═══ RAW DATA
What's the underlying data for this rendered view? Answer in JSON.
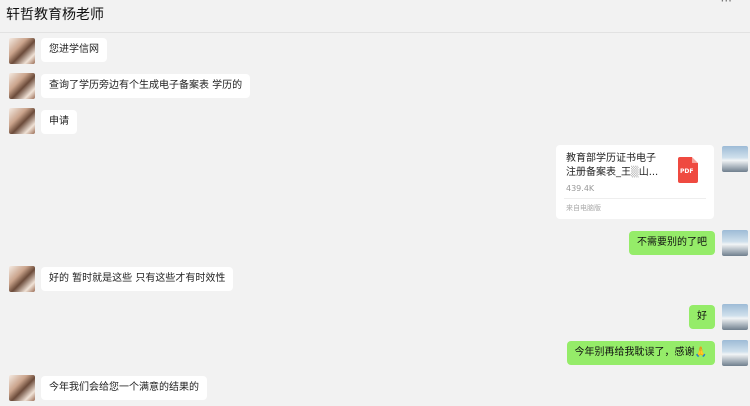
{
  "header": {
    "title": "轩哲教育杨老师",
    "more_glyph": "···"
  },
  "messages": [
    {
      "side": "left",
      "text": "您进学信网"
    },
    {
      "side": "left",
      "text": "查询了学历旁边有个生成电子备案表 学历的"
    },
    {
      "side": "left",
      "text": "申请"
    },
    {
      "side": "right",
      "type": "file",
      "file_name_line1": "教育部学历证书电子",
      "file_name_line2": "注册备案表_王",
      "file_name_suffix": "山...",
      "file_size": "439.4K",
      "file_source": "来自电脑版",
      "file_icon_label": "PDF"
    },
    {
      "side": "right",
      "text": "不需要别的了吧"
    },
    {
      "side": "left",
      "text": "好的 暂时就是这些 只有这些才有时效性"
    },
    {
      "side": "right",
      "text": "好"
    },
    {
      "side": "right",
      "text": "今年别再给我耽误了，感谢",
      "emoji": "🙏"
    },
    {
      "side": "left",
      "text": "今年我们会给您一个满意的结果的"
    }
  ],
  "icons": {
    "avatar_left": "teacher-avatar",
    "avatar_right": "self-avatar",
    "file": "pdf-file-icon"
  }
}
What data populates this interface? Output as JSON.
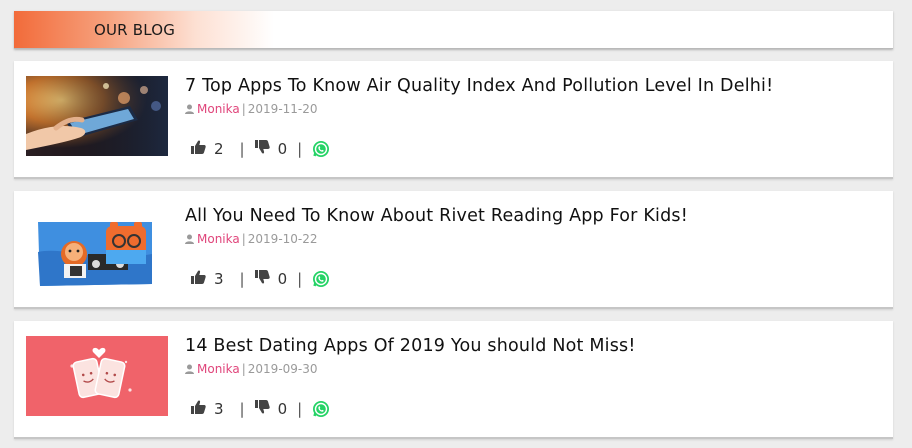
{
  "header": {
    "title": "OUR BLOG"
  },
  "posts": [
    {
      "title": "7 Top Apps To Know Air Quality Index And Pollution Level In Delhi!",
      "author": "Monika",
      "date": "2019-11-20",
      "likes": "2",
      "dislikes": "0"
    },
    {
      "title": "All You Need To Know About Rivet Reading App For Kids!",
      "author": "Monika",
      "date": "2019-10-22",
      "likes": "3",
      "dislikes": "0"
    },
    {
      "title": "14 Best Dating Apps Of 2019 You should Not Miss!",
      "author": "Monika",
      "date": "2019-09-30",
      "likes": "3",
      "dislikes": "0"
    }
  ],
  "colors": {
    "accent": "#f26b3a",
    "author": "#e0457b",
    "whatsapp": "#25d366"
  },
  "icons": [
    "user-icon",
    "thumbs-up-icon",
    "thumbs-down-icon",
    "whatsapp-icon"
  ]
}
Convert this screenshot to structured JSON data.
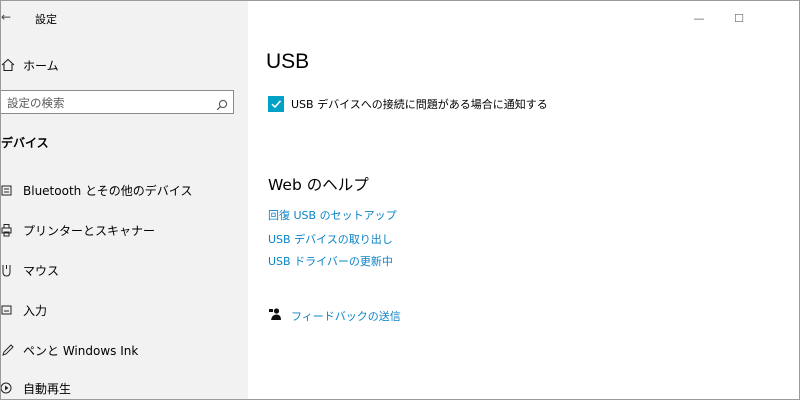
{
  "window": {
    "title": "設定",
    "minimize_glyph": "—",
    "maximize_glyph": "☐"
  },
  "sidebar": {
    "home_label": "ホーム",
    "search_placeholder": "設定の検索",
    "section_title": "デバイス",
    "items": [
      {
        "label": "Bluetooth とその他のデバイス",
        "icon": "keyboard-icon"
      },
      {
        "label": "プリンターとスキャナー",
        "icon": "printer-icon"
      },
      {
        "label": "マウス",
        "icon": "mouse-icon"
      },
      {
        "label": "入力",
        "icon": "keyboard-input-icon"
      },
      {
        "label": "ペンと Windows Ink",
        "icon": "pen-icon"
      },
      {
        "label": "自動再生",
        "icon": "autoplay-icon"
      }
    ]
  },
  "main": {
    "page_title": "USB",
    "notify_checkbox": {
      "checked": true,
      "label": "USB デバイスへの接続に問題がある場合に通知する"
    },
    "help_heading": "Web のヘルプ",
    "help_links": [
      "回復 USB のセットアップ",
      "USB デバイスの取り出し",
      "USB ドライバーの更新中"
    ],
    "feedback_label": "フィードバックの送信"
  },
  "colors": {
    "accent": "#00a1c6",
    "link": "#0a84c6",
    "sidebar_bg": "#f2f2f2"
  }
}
══════
▶ [GOAL]: Which lines contain "Know"? Show each of them.

▶ [THE RESULT]:
      "title": "7 Top Apps To Know Air Quality Index And Pollution Level In Delhi!",
      "title": "All You Need To Know About Rivet Reading App For Kids!",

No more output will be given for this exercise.